■ **Available records**
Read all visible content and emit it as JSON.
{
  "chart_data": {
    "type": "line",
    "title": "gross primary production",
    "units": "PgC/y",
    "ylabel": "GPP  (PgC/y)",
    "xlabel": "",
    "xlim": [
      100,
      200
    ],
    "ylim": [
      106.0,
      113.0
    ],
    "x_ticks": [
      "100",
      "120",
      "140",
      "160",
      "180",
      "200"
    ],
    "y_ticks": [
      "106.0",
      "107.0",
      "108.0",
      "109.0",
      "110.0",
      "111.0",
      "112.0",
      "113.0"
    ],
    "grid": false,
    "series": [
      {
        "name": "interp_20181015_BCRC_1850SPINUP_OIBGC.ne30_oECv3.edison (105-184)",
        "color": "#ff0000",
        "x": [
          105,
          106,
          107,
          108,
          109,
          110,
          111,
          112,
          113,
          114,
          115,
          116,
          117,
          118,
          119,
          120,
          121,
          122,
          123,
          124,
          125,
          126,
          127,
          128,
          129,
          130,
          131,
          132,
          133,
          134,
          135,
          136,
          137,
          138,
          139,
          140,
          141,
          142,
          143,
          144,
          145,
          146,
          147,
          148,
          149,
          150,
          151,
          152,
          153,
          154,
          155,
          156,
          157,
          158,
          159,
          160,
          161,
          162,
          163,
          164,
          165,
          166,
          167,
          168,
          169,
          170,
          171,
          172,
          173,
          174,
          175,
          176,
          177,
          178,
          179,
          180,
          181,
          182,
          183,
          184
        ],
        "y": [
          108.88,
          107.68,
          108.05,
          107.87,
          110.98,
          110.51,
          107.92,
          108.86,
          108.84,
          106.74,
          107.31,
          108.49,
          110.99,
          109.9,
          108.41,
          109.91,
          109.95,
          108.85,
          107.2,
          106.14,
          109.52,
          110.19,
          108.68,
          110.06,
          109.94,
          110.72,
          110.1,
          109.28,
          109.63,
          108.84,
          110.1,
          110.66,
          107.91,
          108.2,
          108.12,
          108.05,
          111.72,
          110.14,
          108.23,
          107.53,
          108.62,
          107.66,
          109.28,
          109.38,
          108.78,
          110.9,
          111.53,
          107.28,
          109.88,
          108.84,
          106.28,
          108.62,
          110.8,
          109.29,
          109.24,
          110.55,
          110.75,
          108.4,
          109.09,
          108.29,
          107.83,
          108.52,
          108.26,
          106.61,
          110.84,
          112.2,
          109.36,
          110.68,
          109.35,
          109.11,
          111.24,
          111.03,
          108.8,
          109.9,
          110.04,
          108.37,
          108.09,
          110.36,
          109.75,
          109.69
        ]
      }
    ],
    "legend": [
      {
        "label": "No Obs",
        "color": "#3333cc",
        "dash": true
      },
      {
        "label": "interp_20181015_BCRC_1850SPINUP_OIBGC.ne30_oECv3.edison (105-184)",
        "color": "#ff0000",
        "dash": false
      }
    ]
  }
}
...
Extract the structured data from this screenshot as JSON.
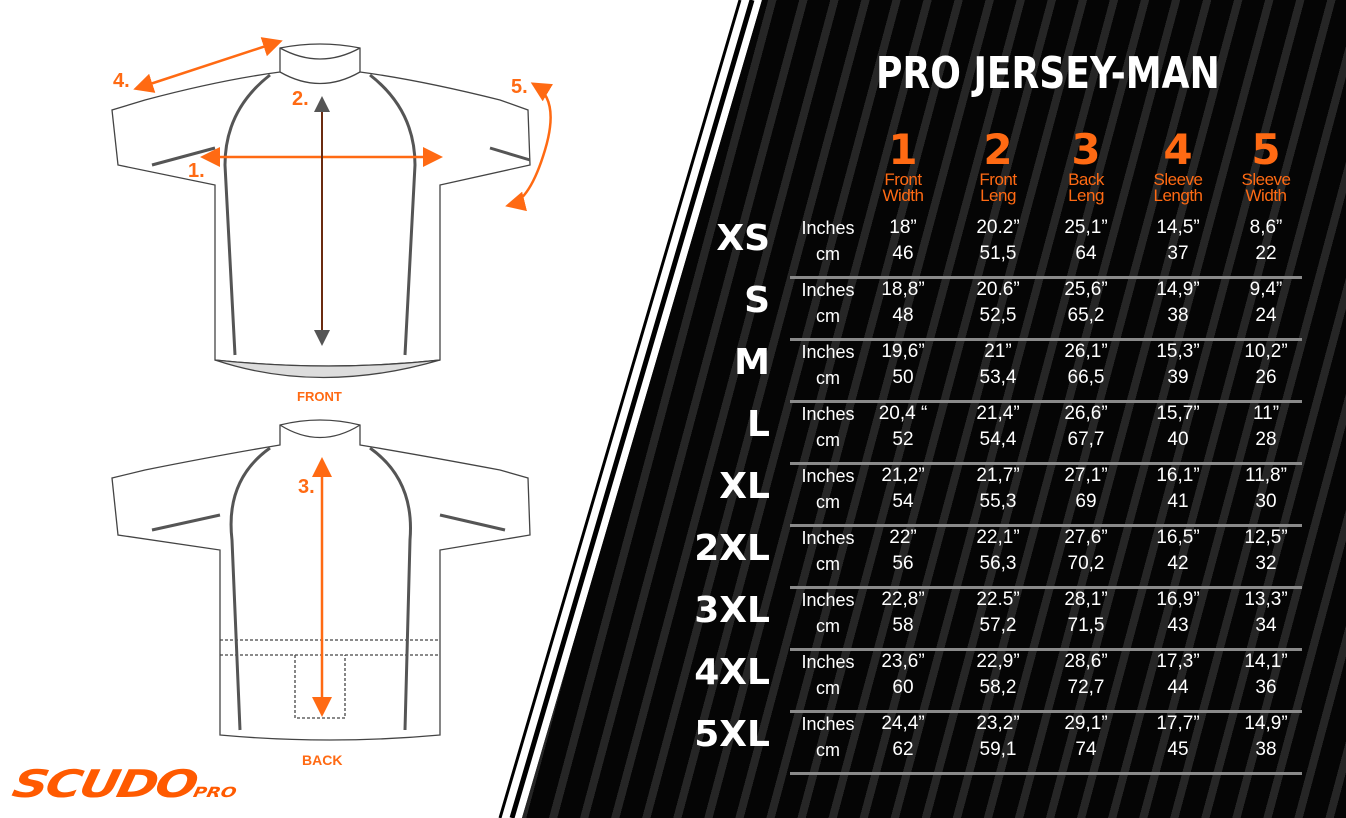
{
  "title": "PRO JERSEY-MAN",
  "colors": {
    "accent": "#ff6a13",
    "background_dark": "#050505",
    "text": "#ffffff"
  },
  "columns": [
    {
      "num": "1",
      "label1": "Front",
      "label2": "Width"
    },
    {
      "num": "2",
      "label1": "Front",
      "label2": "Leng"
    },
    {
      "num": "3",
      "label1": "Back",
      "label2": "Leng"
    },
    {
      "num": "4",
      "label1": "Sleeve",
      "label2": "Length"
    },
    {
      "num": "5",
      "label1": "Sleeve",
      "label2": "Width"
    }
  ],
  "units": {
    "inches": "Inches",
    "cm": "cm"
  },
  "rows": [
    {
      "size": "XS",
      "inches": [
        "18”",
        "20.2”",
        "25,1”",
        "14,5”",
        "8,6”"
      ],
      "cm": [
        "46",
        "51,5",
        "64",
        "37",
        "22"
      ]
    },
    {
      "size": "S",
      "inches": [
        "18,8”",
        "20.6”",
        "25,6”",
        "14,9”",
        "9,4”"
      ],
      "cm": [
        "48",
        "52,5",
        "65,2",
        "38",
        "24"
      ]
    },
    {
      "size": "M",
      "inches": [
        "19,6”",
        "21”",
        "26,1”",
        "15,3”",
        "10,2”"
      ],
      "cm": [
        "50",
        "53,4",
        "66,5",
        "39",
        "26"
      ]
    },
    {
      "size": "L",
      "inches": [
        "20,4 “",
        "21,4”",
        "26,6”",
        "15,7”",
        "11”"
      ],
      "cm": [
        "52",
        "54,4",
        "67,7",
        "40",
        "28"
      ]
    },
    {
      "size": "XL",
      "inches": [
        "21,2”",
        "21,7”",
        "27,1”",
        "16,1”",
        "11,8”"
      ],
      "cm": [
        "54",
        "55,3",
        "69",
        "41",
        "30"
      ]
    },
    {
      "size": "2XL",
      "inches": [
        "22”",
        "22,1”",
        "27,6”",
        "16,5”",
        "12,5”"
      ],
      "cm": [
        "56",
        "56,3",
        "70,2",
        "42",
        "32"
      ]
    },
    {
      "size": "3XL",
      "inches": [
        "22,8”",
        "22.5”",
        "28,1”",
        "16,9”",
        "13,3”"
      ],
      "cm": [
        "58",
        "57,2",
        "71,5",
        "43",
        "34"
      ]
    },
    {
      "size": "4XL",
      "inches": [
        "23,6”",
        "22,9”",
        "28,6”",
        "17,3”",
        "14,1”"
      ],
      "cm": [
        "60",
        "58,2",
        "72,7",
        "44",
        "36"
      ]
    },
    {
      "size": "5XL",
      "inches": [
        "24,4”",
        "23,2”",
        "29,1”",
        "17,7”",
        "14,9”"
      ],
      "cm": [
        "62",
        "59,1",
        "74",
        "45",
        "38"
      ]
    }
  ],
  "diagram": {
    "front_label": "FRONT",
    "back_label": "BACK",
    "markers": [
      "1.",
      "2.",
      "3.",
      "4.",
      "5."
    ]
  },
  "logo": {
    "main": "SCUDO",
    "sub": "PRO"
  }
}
...
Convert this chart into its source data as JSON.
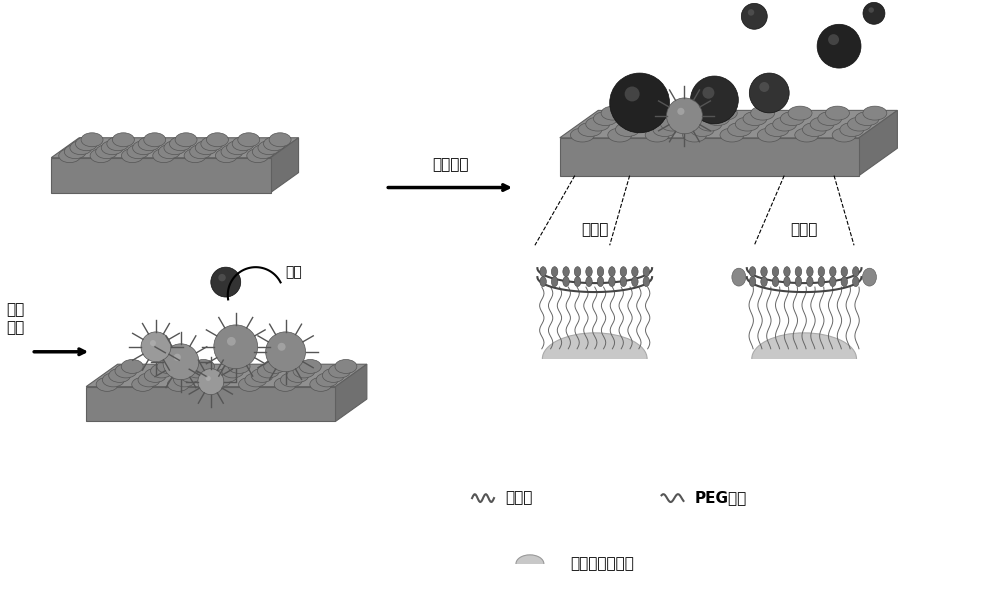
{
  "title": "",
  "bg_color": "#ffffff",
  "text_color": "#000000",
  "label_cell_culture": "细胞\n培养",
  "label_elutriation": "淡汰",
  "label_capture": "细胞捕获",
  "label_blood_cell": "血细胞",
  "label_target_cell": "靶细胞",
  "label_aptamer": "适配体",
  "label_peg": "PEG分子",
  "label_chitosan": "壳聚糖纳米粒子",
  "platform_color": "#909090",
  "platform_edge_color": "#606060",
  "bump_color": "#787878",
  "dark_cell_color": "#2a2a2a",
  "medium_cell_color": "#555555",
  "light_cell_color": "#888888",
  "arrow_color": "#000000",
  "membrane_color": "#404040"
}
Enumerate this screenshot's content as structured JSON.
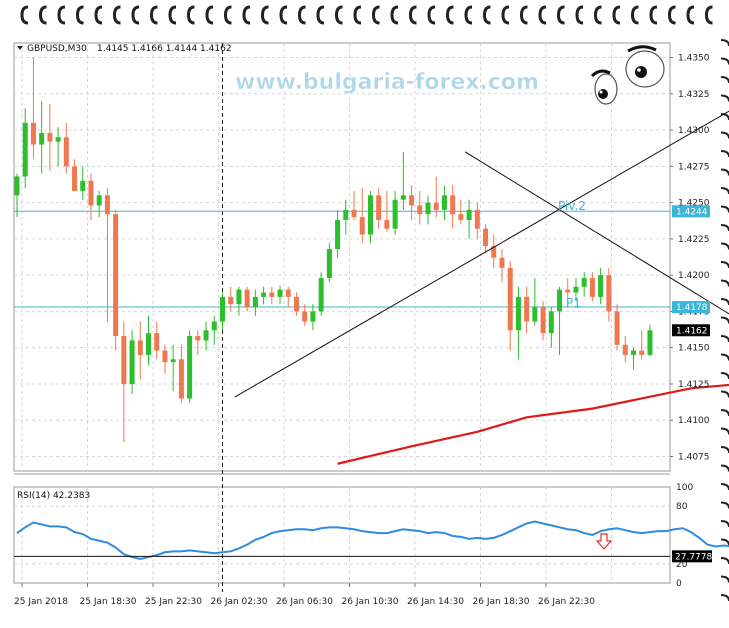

■ **Stated goal**
Copy out only the lines from the one containing "Convert this chart" through the one containing "Enumerate this screenshot's", exactly, with both ends. Any picture is left out.

■ **Answer**
Convert this chart into its source data as JSON.
{
  "title": "",
  "bg_color": "#ffffff",
  "text_color": "#000000",
  "label_cell_culture": "细胞\n培养",
  "label_elutriation": "淡汰",
  "label_capture": "细胞捕获",
  "label_blood_cell": "血细胞",
  "label_target_cell": "靶细胞",
  "label_aptamer": "适配体",
  "label_peg": "PEG分子",
  "label_chitosan": "壳聚糖纳米粒子",
  "platform_color": "#909090",
  "platform_edge_color": "#606060",
  "bump_color": "#787878",
  "dark_cell_color": "#2a2a2a",
  "medium_cell_color": "#555555",
  "light_cell_color": "#888888",
  "arrow_color": "#000000",
  "membrane_color": "#404040"
}
Enumerate this screenshot's content as structured JSON.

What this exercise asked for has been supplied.